» Task prompt: Print all entries precisely as they are written.

» Supplied data:
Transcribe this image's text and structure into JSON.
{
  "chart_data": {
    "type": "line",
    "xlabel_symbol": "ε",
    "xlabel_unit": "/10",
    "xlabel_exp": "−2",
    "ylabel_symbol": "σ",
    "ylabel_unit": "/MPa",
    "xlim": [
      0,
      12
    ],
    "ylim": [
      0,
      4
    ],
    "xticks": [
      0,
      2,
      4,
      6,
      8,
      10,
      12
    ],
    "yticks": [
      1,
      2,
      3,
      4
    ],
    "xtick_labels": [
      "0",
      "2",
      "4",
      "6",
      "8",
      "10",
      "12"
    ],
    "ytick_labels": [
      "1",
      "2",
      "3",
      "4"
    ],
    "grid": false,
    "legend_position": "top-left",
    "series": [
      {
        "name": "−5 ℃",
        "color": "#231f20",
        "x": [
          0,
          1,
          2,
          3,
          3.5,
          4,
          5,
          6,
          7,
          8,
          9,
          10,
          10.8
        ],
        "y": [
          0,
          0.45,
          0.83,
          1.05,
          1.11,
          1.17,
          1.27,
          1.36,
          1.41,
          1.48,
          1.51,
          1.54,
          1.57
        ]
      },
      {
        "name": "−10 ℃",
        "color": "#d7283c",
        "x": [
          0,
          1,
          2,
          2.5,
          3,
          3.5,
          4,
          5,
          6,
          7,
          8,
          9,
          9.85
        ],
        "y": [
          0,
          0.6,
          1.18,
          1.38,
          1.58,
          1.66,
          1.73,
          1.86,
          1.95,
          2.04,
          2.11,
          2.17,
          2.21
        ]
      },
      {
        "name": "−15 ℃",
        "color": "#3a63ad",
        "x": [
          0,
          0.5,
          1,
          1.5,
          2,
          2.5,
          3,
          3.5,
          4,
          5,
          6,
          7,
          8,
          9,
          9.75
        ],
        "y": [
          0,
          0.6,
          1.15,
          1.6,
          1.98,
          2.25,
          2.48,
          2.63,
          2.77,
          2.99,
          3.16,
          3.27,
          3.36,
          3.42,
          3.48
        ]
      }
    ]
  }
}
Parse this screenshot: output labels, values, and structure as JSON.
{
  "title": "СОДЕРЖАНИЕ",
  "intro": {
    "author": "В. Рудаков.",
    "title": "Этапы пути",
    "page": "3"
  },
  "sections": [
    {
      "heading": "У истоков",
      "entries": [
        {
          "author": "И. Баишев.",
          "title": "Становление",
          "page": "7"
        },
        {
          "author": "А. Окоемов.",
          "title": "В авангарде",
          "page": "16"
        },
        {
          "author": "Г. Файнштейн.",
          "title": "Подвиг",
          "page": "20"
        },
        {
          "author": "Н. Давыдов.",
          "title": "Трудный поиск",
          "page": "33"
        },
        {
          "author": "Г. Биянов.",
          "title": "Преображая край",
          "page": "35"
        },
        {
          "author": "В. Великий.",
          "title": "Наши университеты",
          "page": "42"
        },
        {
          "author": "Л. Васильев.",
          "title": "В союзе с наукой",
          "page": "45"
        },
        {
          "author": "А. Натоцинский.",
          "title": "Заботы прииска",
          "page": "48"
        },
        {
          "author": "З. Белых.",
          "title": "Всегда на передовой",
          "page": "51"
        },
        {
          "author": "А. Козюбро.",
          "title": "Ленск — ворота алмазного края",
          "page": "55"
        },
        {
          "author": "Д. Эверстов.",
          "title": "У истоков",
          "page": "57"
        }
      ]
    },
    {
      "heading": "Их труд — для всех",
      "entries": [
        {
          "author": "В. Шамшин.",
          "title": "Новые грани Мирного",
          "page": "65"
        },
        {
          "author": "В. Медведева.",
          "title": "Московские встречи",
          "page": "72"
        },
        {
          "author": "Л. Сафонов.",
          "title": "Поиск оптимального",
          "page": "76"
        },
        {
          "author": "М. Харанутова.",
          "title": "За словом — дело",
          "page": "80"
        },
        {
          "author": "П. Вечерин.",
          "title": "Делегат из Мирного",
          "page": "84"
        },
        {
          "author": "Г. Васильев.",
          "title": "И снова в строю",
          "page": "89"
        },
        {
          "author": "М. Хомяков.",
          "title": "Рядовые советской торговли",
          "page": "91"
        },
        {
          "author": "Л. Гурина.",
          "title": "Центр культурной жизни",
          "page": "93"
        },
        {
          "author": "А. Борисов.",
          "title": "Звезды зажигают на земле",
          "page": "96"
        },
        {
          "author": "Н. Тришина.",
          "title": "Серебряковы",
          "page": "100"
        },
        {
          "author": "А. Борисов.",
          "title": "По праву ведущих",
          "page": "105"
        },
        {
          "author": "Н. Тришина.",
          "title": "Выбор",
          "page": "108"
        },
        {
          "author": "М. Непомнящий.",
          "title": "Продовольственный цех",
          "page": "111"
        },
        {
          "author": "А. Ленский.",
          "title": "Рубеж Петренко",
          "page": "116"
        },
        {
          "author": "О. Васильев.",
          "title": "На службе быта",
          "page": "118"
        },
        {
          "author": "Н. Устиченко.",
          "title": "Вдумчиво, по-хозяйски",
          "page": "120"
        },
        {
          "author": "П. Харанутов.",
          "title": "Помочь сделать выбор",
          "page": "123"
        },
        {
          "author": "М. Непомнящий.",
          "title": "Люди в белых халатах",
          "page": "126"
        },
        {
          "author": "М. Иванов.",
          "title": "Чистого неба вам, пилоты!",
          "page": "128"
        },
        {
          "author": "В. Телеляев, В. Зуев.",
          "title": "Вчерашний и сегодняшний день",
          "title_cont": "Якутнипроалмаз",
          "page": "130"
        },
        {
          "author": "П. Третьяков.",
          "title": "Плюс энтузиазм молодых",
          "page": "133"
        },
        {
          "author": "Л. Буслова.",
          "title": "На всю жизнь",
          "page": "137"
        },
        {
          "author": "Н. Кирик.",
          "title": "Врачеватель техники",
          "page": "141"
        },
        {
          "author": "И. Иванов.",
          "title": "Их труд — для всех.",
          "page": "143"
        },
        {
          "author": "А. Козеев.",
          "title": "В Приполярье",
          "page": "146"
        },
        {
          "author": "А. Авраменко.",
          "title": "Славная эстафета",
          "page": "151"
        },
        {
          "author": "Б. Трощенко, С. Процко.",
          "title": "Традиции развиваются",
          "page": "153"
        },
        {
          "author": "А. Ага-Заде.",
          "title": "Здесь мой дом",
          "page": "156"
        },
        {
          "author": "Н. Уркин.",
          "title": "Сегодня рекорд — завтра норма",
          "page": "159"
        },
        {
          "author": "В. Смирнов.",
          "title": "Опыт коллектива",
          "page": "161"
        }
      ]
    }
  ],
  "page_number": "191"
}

» Completed exercise:
Transcribe this image's text and structure into JSON.
{
  "chart_data": {
    "type": "line",
    "xlabel_symbol": "ε",
    "xlabel_unit": "/10",
    "xlabel_exp": "−2",
    "ylabel_symbol": "σ",
    "ylabel_unit": "/MPa",
    "xlim": [
      0,
      12
    ],
    "ylim": [
      0,
      4
    ],
    "xticks": [
      0,
      2,
      4,
      6,
      8,
      10,
      12
    ],
    "yticks": [
      1,
      2,
      3,
      4
    ],
    "xtick_labels": [
      "0",
      "2",
      "4",
      "6",
      "8",
      "10",
      "12"
    ],
    "ytick_labels": [
      "1",
      "2",
      "3",
      "4"
    ],
    "grid": false,
    "legend_position": "top-left",
    "series": [
      {
        "name": "−5 ℃",
        "color": "#231f20",
        "x": [
          0,
          1,
          2,
          3,
          3.5,
          4,
          5,
          6,
          7,
          8,
          9,
          10,
          10.8
        ],
        "y": [
          0,
          0.45,
          0.83,
          1.05,
          1.11,
          1.17,
          1.27,
          1.36,
          1.41,
          1.48,
          1.51,
          1.54,
          1.57
        ]
      },
      {
        "name": "−10 ℃",
        "color": "#d7283c",
        "x": [
          0,
          1,
          2,
          2.5,
          3,
          3.5,
          4,
          5,
          6,
          7,
          8,
          9,
          9.85
        ],
        "y": [
          0,
          0.6,
          1.18,
          1.38,
          1.58,
          1.66,
          1.73,
          1.86,
          1.95,
          2.04,
          2.11,
          2.17,
          2.21
        ]
      },
      {
        "name": "−15 ℃",
        "color": "#3a63ad",
        "x": [
          0,
          0.5,
          1,
          1.5,
          2,
          2.5,
          3,
          3.5,
          4,
          5,
          6,
          7,
          8,
          9,
          9.75
        ],
        "y": [
          0,
          0.6,
          1.15,
          1.6,
          1.98,
          2.25,
          2.48,
          2.63,
          2.77,
          2.99,
          3.16,
          3.27,
          3.36,
          3.42,
          3.48
        ]
      }
    ]
  }
}
Parse this screenshot: output labels, values, and structure as JSON.
{
  "title": "СОДЕРЖАНИЕ",
  "intro": {
    "author": "В. Рудаков.",
    "title": "Этапы пути",
    "page": "3"
  },
  "sections": [
    {
      "heading": "У истоков",
      "entries": [
        {
          "author": "И. Баишев.",
          "title": "Становление",
          "page": "7"
        },
        {
          "author": "А. Окоемов.",
          "title": "В авангарде",
          "page": "16"
        },
        {
          "author": "Г. Файнштейн.",
          "title": "Подвиг",
          "page": "20"
        },
        {
          "author": "Н. Давыдов.",
          "title": "Трудный поиск",
          "page": "33"
        },
        {
          "author": "Г. Биянов.",
          "title": "Преображая край",
          "page": "35"
        },
        {
          "author": "В. Великий.",
          "title": "Наши университеты",
          "page": "42"
        },
        {
          "author": "Л. Васильев.",
          "title": "В союзе с наукой",
          "page": "45"
        },
        {
          "author": "А. Натоцинский.",
          "title": "Заботы прииска",
          "page": "48"
        },
        {
          "author": "З. Белых.",
          "title": "Всегда на передовой",
          "page": "51"
        },
        {
          "author": "А. Козюбро.",
          "title": "Ленск — ворота алмазного края",
          "page": "55"
        },
        {
          "author": "Д. Эверстов.",
          "title": "У истоков",
          "page": "57"
        }
      ]
    },
    {
      "heading": "Их труд — для всех",
      "entries": [
        {
          "author": "В. Шамшин.",
          "title": "Новые грани Мирного",
          "page": "65"
        },
        {
          "author": "В. Медведева.",
          "title": "Московские встречи",
          "page": "72"
        },
        {
          "author": "Л. Сафонов.",
          "title": "Поиск оптимального",
          "page": "76"
        },
        {
          "author": "М. Харанутова.",
          "title": "За словом — дело",
          "page": "80"
        },
        {
          "author": "П. Вечерин.",
          "title": "Делегат из Мирного",
          "page": "84"
        },
        {
          "author": "Г. Васильев.",
          "title": "И снова в строю",
          "page": "89"
        },
        {
          "author": "М. Хомяков.",
          "title": "Рядовые советской торговли",
          "page": "91"
        },
        {
          "author": "Л. Гурина.",
          "title": "Центр культурной жизни",
          "page": "93"
        },
        {
          "author": "А. Борисов.",
          "title": "Звезды зажигают на земле",
          "page": "96"
        },
        {
          "author": "Н. Тришина.",
          "title": "Серебряковы",
          "page": "100"
        },
        {
          "author": "А. Борисов.",
          "title": "По праву ведущих",
          "page": "105"
        },
        {
          "author": "Н. Тришина.",
          "title": "Выбор",
          "page": "108"
        },
        {
          "author": "М. Непомнящий.",
          "title": "Продовольственный цех",
          "page": "111"
        },
        {
          "author": "А. Ленский.",
          "title": "Рубеж Петренко",
          "page": "116"
        },
        {
          "author": "О. Васильев.",
          "title": "На службе быта",
          "page": "118"
        },
        {
          "author": "Н. Устиченко.",
          "title": "Вдумчиво, по-хозяйски",
          "page": "120"
        },
        {
          "author": "П. Харанутов.",
          "title": "Помочь сделать выбор",
          "page": "123"
        },
        {
          "author": "М. Непомнящий.",
          "title": "Люди в белых халатах",
          "page": "126"
        },
        {
          "author": "М. Иванов.",
          "title": "Чистого неба вам, пилоты!",
          "page": "128"
        },
        {
          "author": "В. Телеляев, В. Зуев.",
          "title": "Вчерашний и сегодняшний день",
          "title_cont": "Якутнипроалмаз",
          "page": "130"
        },
        {
          "author": "П. Третьяков.",
          "title": "Плюс энтузиазм молодых",
          "page": "133"
        },
        {
          "author": "Л. Буслова.",
          "title": "На всю жизнь",
          "page": "137"
        },
        {
          "author": "Н. Кирик.",
          "title": "Врачеватель техники",
          "page": "141"
        },
        {
          "author": "И. Иванов.",
          "title": "Их труд — для всех.",
          "page": "143"
        },
        {
          "author": "А. Козеев.",
          "title": "В Приполярье",
          "page": "146"
        },
        {
          "author": "А. Авраменко.",
          "title": "Славная эстафета",
          "page": "151"
        },
        {
          "author": "Б. Трощенко, С. Процко.",
          "title": "Традиции развиваются",
          "page": "153"
        },
        {
          "author": "А. Ага-Заде.",
          "title": "Здесь мой дом",
          "page": "156"
        },
        {
          "author": "Н. Уркин.",
          "title": "Сегодня рекорд — завтра норма",
          "page": "159"
        },
        {
          "author": "В. Смирнов.",
          "title": "Опыт коллектива",
          "page": "161"
        }
      ]
    }
  ],
  "page_number": "191"
}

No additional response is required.